Short exercise a
List each line of the entries below that contains the word "have".

# Capillary length and Bond number confusion

The Bond number represents the ratio of gravity forces to surface tension forces, and is defined as

$$Bo = \frac{\rho g L^2}{\sigma}$$

where $$\rho$$ is the fluid density, $$g$$ is gravitational acceleration, $$L$$ is a characteristic length of the surface, and $$\sigma$$ is the surface tension.

When gravity and surface tension forces balance ($$Bo \sim 1$$), we can solve for the capillary rise on a surface:

$$L \sim \sqrt{\frac{\sigma}{\rho g}}$$

However, if $$Bo >> 1$$ (gravity dominates and/or weak surface tension), this implies $$L >> \sqrt{\frac{\sigma}{\rho g}}$$.

Why do we get a larger capillary length for larger Bond number? Shouldn't the capillary length be small if surface tension effects are negligible compared to gravity?

I think you may be confusing the characteristic (capillary) length with the height of the liquid at the surface (the capillary rise). If $$L$$ is the characteristic length of the surface of the liquid, then it would more properly be the length at the edge of the liquid, or the length at the edge where capillary forces occur. Note that the capillary force acting at the edge is $$F=\sigma L$$, where $$L$$ is the length of the edge (considering there is air only on the upper side of the liquid surface).

Data provided

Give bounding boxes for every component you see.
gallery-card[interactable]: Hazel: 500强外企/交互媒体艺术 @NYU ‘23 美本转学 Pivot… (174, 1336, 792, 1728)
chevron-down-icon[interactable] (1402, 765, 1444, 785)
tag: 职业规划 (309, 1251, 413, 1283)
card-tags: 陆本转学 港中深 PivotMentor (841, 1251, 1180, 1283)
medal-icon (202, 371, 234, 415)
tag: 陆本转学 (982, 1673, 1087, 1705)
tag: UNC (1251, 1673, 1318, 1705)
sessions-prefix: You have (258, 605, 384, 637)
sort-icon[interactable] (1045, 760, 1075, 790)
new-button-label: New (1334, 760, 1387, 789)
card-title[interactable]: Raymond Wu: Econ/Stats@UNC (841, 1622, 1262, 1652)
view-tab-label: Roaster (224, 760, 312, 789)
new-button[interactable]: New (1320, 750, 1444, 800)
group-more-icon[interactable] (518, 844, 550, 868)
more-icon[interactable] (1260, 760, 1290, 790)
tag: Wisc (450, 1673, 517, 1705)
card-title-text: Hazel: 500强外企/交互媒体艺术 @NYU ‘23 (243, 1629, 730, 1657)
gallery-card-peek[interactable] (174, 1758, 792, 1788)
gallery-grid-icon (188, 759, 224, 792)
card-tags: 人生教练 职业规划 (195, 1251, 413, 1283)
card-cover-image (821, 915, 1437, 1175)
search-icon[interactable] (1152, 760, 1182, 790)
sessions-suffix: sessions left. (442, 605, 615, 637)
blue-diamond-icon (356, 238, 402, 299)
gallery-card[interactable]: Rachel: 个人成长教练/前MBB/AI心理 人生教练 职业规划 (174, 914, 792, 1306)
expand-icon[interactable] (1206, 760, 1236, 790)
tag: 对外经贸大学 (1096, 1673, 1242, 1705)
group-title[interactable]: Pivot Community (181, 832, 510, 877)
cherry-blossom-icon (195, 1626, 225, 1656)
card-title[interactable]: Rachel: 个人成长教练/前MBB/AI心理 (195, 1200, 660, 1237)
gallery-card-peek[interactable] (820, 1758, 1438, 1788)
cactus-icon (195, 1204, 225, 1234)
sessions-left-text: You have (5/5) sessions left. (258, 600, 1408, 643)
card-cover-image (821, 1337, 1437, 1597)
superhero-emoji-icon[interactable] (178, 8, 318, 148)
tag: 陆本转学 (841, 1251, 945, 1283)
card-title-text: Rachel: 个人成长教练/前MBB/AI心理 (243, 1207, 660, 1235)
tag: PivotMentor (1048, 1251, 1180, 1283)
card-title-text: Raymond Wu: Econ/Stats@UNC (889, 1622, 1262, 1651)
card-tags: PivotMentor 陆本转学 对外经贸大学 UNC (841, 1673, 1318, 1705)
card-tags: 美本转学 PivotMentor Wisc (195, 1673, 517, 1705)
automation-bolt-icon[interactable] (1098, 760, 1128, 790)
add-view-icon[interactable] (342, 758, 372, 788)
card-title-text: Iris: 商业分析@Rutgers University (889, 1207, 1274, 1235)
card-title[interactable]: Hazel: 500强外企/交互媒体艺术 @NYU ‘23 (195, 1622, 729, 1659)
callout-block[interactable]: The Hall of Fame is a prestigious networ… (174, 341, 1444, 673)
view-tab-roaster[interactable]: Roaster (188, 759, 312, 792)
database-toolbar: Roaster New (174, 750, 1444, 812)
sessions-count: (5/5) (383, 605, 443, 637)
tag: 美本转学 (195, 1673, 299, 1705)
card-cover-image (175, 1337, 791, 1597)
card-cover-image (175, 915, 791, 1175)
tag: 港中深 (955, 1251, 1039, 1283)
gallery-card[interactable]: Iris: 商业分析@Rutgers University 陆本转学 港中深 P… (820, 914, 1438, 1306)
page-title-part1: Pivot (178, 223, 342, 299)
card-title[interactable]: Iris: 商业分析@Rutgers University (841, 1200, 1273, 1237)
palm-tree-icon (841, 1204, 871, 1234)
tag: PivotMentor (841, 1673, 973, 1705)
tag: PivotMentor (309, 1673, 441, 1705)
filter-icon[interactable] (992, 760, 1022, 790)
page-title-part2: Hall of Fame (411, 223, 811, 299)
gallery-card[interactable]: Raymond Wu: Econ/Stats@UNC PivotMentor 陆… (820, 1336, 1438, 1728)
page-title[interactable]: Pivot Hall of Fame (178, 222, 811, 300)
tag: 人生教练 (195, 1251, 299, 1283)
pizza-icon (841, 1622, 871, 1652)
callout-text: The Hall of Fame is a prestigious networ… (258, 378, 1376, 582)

Short exercise b
Extend the thread above on capillary length and the Bond number, picking up after its final sentence.

Task response a
sessions-prefix: You have (258, 605, 384, 637)
sessions-left-text: You have (5/5) sessions left. (258, 600, 1408, 643)

Task response b
Then things would fit in. For a capillary tube of radius $$R$$, perfectly wetted by the liquid, the characteristic length is its circumference $$L=2 \pi R$$ and the capillary force would act on $$L$$ and be oriented upwards:

$$F=\sigma L = \sigma \cdot 2 \pi R$$.

The capillary pressure is force over transversal surface of liquid inside the tube $$S=\pi R^2$$:

$$p=\frac{F}{S}=\frac{2 \sigma}{R}$$

Make this equal to the gravitational pressure of the liquid that rises inside the tube at height $$h$$:

$$\rho g h = \frac{2 \sigma}{R}$$,

$$h = \frac{2 \sigma}{\rho g R} = \frac{4 \pi \sigma}{\rho g L}$$.

Now if you take $$L$$ out of the Bond number an insert it in $$h$$:

$$L= \sqrt{\frac{Bo \cdot \sigma}{\rho g}}$$,

$$h = 4 \pi \sqrt{\frac{\sigma}{\rho g \cdot Bo}}$$.

If gravity dominates then $$Bo$$ is higher and the capillary height $$h$$ is lower. If gravity does not dominate but you liked it to dominate then you would have to increase $$L$$ or the radius of the tube $$R$$, which is correct.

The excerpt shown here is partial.